**Exercise**
Where the string "Poland" occurs in the material below, report the whole line.

**Given records**
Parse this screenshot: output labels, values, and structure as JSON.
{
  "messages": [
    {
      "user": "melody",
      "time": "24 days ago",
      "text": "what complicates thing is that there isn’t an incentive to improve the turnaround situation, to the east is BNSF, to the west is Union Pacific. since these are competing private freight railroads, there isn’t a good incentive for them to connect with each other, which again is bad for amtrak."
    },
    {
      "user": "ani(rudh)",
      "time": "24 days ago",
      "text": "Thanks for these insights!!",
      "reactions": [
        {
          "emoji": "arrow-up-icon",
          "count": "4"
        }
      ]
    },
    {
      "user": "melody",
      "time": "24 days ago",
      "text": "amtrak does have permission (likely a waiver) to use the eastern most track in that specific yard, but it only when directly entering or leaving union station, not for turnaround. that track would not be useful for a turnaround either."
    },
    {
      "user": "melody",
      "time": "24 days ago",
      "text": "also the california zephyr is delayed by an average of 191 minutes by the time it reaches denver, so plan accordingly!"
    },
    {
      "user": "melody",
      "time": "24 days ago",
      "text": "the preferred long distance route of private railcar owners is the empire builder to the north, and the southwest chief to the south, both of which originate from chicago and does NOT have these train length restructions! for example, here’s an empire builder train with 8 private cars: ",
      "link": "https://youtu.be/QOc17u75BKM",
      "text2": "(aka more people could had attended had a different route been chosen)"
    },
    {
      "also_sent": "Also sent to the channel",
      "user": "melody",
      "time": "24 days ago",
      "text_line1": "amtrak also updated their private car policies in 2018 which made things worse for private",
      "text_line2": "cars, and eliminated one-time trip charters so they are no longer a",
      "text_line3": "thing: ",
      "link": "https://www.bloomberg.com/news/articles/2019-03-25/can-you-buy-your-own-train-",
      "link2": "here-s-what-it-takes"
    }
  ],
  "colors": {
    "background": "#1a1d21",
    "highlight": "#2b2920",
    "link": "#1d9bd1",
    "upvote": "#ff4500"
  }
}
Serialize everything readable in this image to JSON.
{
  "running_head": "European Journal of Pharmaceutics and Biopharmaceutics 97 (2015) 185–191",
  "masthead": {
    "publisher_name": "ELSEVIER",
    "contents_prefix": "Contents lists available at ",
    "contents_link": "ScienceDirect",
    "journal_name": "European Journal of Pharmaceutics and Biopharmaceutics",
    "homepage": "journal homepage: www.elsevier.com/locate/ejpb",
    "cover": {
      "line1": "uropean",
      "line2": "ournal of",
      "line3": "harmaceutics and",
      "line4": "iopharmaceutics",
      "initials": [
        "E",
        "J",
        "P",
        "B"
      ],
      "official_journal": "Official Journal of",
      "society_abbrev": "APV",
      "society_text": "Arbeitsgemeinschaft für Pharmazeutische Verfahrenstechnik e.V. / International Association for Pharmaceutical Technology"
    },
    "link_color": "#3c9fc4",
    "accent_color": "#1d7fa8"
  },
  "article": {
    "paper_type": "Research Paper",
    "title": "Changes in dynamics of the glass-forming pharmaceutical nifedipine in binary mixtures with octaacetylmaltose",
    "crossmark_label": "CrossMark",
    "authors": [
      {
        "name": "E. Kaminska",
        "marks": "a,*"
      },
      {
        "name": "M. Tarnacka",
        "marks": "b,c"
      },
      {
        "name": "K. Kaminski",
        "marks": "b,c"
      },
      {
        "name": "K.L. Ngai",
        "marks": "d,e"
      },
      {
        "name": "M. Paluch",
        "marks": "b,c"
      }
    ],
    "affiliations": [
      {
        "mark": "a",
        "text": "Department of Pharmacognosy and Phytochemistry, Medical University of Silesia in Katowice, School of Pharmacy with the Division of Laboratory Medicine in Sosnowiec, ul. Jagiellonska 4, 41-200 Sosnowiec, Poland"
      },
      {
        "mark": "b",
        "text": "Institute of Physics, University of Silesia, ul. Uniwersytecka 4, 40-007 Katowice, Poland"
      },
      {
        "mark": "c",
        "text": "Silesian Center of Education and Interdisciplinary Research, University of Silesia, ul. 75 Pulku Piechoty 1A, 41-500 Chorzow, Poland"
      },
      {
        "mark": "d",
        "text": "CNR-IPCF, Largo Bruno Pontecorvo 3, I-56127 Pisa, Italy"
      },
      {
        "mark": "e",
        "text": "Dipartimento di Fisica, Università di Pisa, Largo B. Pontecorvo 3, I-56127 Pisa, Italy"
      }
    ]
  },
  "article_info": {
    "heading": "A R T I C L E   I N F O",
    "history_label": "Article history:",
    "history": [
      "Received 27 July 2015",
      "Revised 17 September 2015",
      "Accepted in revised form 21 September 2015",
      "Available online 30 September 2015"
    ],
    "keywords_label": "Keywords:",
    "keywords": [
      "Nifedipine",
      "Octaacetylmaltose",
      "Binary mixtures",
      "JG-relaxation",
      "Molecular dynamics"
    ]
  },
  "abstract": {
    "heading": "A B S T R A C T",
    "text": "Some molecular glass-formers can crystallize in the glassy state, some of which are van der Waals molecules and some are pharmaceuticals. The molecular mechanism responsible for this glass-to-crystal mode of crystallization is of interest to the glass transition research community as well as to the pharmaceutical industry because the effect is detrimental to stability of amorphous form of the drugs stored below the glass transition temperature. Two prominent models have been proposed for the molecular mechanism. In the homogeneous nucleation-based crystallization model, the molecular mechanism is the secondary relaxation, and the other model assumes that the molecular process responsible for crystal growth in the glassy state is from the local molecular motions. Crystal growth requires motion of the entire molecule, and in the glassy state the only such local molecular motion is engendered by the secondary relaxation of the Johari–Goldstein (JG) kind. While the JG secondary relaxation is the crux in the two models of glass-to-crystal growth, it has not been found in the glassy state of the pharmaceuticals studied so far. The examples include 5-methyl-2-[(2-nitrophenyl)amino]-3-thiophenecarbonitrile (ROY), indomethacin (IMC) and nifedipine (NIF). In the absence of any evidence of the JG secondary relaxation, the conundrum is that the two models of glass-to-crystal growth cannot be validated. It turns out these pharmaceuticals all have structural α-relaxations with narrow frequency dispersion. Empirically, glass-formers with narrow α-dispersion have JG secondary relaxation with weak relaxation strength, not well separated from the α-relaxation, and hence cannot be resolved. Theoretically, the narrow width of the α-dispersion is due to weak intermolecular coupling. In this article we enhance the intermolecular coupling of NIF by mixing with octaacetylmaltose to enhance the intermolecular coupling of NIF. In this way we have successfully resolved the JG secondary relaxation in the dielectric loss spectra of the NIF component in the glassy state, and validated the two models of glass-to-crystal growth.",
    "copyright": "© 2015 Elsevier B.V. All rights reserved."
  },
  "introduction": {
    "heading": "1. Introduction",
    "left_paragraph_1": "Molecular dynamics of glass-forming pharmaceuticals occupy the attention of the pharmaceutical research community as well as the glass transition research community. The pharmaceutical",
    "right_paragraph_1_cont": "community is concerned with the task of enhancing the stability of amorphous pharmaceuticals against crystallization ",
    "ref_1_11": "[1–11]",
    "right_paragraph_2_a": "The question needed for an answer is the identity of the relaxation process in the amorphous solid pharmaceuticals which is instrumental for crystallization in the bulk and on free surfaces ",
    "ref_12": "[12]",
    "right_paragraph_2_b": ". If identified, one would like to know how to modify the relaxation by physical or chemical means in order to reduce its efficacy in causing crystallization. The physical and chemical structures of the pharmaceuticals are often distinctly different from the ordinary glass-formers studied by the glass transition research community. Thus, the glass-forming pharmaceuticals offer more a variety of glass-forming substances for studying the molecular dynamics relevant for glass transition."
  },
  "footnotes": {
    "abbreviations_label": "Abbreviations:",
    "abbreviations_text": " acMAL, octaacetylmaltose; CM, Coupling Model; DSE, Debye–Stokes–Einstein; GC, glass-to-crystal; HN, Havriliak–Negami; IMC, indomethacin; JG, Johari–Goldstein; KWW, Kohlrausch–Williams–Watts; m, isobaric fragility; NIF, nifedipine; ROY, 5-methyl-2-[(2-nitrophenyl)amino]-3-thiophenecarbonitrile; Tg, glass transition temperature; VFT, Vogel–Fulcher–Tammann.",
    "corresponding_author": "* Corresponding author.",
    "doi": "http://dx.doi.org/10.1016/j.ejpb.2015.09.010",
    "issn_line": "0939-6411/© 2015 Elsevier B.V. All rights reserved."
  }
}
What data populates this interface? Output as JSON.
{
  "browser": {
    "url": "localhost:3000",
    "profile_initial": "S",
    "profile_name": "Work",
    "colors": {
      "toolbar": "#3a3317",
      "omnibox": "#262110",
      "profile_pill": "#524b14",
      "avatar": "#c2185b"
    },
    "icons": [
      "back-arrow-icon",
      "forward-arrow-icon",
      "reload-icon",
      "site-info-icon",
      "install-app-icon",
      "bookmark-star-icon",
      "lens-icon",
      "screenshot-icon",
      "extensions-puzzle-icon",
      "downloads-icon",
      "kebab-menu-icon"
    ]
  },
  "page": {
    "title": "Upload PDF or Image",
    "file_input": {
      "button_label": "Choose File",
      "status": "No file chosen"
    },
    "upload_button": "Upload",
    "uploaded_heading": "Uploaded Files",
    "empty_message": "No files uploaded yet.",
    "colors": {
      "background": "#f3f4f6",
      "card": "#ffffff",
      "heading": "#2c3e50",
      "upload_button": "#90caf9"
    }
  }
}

**Answer for the task**
        "text": "Department of Pharmacognosy and Phytochemistry, Medical University of Silesia in Katowice, School of Pharmacy with the Division of Laboratory Medicine in Sosnowiec, ul. Jagiellonska 4, 41-200 Sosnowiec, Poland"
        "text": "Institute of Physics, University of Silesia, ul. Uniwersytecka 4, 40-007 Katowice, Poland"
        "text": "Silesian Center of Education and Interdisciplinary Research, University of Silesia, ul. 75 Pulku Piechoty 1A, 41-500 Chorzow, Poland"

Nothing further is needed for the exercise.